## [Job]
Whenever a line contains the string "Evolution", copy it out of the entries.

Data extracted from a collection:

══════════════════════════════

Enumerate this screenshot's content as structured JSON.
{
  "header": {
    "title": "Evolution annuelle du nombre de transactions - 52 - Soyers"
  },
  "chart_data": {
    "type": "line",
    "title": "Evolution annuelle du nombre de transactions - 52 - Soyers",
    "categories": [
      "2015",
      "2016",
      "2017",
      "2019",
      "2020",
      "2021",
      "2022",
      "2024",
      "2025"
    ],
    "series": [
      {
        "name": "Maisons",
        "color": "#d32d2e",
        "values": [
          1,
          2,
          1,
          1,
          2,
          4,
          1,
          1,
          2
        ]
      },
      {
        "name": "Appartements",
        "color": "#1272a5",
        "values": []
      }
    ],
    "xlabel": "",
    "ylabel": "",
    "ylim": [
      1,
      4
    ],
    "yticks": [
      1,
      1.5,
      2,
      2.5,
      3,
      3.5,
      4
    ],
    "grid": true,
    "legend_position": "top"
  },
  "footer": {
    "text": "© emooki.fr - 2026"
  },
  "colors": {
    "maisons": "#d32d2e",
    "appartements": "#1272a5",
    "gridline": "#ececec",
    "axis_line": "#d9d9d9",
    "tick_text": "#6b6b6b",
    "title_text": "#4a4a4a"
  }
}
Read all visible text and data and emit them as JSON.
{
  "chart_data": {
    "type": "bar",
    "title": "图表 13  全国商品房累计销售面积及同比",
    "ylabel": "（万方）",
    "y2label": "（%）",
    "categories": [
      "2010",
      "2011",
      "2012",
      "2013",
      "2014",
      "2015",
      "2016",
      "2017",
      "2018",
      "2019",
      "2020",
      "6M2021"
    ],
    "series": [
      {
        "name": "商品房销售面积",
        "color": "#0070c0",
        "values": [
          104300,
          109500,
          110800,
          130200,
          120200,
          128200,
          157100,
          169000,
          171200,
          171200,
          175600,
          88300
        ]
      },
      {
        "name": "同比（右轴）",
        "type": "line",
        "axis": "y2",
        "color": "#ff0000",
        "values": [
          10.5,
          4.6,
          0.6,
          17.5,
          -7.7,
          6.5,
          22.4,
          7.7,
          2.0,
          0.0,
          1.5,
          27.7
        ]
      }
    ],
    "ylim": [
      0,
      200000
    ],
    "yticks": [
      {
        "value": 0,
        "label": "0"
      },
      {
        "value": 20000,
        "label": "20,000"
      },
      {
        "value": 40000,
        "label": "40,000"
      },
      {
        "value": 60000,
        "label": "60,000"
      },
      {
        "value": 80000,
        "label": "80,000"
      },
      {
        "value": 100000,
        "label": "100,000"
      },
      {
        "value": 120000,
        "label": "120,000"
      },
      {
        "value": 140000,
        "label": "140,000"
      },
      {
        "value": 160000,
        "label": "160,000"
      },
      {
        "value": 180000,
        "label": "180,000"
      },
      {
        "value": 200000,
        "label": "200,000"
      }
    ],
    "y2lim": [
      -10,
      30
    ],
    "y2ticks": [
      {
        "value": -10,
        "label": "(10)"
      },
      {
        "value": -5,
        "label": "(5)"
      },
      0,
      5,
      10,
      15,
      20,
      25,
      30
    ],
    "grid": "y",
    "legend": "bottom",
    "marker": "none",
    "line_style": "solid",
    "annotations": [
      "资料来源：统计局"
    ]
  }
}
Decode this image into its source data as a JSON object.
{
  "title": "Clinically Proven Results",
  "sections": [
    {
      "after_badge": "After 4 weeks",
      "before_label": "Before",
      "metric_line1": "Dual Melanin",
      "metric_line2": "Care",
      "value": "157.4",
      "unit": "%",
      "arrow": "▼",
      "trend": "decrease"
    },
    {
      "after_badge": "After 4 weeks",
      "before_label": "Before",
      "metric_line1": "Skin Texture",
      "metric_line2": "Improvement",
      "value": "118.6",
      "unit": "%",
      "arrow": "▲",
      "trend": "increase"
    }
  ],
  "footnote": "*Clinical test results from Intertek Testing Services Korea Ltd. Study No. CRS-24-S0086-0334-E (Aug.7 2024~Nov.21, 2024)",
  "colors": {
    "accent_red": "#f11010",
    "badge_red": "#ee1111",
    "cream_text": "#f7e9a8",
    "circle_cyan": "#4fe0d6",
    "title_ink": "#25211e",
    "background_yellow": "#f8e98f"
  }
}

══════════════════════════════

## [Response]
    "title": "Evolution annuelle du nombre de transactions - 52 - Soyers"
    "title": "Evolution annuelle du nombre de transactions - 52 - Soyers",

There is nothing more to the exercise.